Each line of the data is to be output verbatim, with the images removed.

--- Exercise materials Enclosed Below ---

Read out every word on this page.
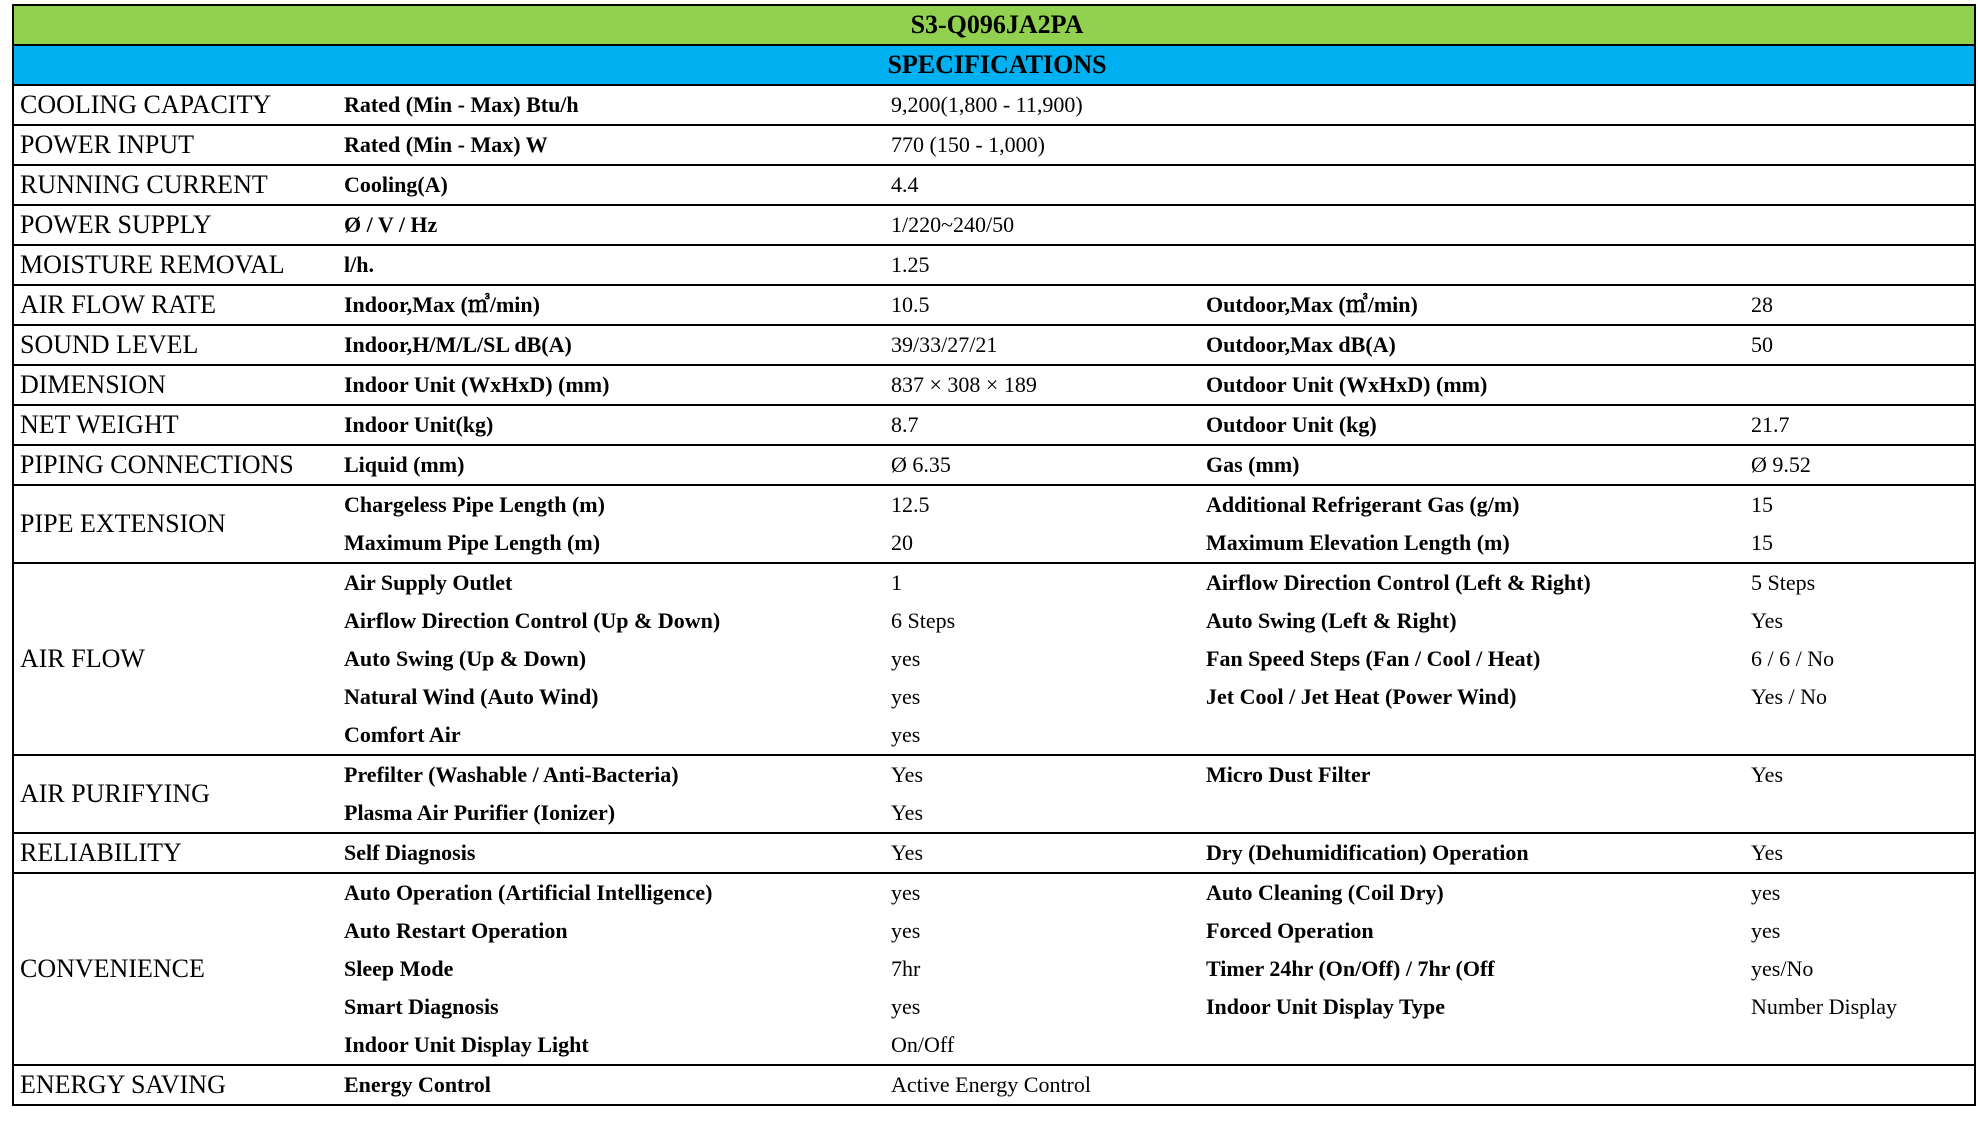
S3-Q096JA2PA				
SPECIFICATIONS				
COOLING CAPACITY	Rated (Min - Max) Btu/h	9,200(1,800 - 11,900)		
POWER INPUT	Rated (Min - Max) W	770 (150 - 1,000)		
RUNNING CURRENT	Cooling(A)	4.4		
POWER SUPPLY	Ø / V / Hz	1/220~240/50		
MOISTURE REMOVAL	l/h.	1.25		
AIR FLOW RATE	Indoor,Max (㎥/min)	10.5	Outdoor,Max (㎥/min)	28
SOUND LEVEL	Indoor,H/M/L/SL dB(A)	39/33/27/21	Outdoor,Max dB(A)	50
DIMENSION	Indoor Unit (WxHxD) (mm)	837 × 308 × 189	Outdoor Unit (WxHxD) (mm)	
NET WEIGHT	Indoor Unit(kg)	8.7	Outdoor Unit (kg)	21.7
PIPING CONNECTIONS	Liquid (mm)	Ø 6.35	Gas (mm)	Ø 9.52
PIPE EXTENSION	Chargeless Pipe Length (m)	12.5	Additional Refrigerant Gas (g/m)	15
	Maximum Pipe Length (m)	20	Maximum Elevation Length (m)	15
AIR FLOW	Air Supply Outlet	1	Airflow Direction Control (Left & Right)	5 Steps
	Airflow Direction Control (Up & Down)	6 Steps	Auto Swing (Left & Right)	Yes
	Auto Swing (Up & Down)	yes	Fan Speed Steps (Fan / Cool / Heat)	6 / 6 / No
	Natural Wind (Auto Wind)	yes	Jet Cool / Jet Heat (Power Wind)	Yes / No
	Comfort Air	yes		
AIR PURIFYING	Prefilter (Washable / Anti-Bacteria)	Yes	Micro Dust Filter	Yes
	Plasma Air Purifier (Ionizer)	Yes		
RELIABILITY	Self Diagnosis	Yes	Dry (Dehumidification) Operation	Yes
CONVENIENCE	Auto Operation (Artificial Intelligence)	yes	Auto Cleaning (Coil Dry)	yes
	Auto Restart Operation	yes	Forced Operation	yes
	Sleep Mode	7hr	Timer 24hr (On/Off) / 7hr (Off	yes/No
	Smart Diagnosis	yes	Indoor Unit Display Type	Number Display
	Indoor Unit Display Light	On/Off		
ENERGY SAVING	Energy Control	Active Energy Control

--- End of Enclosed Exercise materials ---

**Output of the exercise:**
Read out every word on this page.
S3-Q096JA2PA				
SPECIFICATIONS				
COOLING CAPACITY	Rated (Min - Max) Btu/h	9,200(1,800 - 11,900)		
POWER INPUT	Rated (Min - Max) W	770 (150 - 1,000)		
RUNNING CURRENT	Cooling(A)	4.4		
POWER SUPPLY	Ø / V / Hz	1/220~240/50		
MOISTURE REMOVAL	l/h.	1.25		
AIR FLOW RATE	Indoor,Max (㎥/min)	10.5	Outdoor,Max (㎥/min)	28
SOUND LEVEL	Indoor,H/M/L/SL dB(A)	39/33/27/21	Outdoor,Max dB(A)	50
DIMENSION	Indoor Unit (WxHxD) (mm)	837 × 308 × 189	Outdoor Unit (WxHxD) (mm)	
NET WEIGHT	Indoor Unit(kg)	8.7	Outdoor Unit (kg)	21.7
PIPING CONNECTIONS	Liquid (mm)	Ø 6.35	Gas (mm)	Ø 9.52
PIPE EXTENSION	Chargeless Pipe Length (m)	12.5	Additional Refrigerant Gas (g/m)	15
	Maximum Pipe Length (m)	20	Maximum Elevation Length (m)	15
AIR FLOW	Air Supply Outlet	1	Airflow Direction Control (Left & Right)	5 Steps
	Airflow Direction Control (Up & Down)	6 Steps	Auto Swing (Left & Right)	Yes
	Auto Swing (Up & Down)	yes	Fan Speed Steps (Fan / Cool / Heat)	6 / 6 / No
	Natural Wind (Auto Wind)	yes	Jet Cool / Jet Heat (Power Wind)	Yes / No
	Comfort Air	yes		
AIR PURIFYING	Prefilter (Washable / Anti-Bacteria)	Yes	Micro Dust Filter	Yes
	Plasma Air Purifier (Ionizer)	Yes		
RELIABILITY	Self Diagnosis	Yes	Dry (Dehumidification) Operation	Yes
CONVENIENCE	Auto Operation (Artificial Intelligence)	yes	Auto Cleaning (Coil Dry)	yes
	Auto Restart Operation	yes	Forced Operation	yes
	Sleep Mode	7hr	Timer 24hr (On/Off) / 7hr (Off	yes/No
	Smart Diagnosis	yes	Indoor Unit Display Type	Number Display
	Indoor Unit Display Light	On/Off		
ENERGY SAVING	Energy Control	Active Energy Control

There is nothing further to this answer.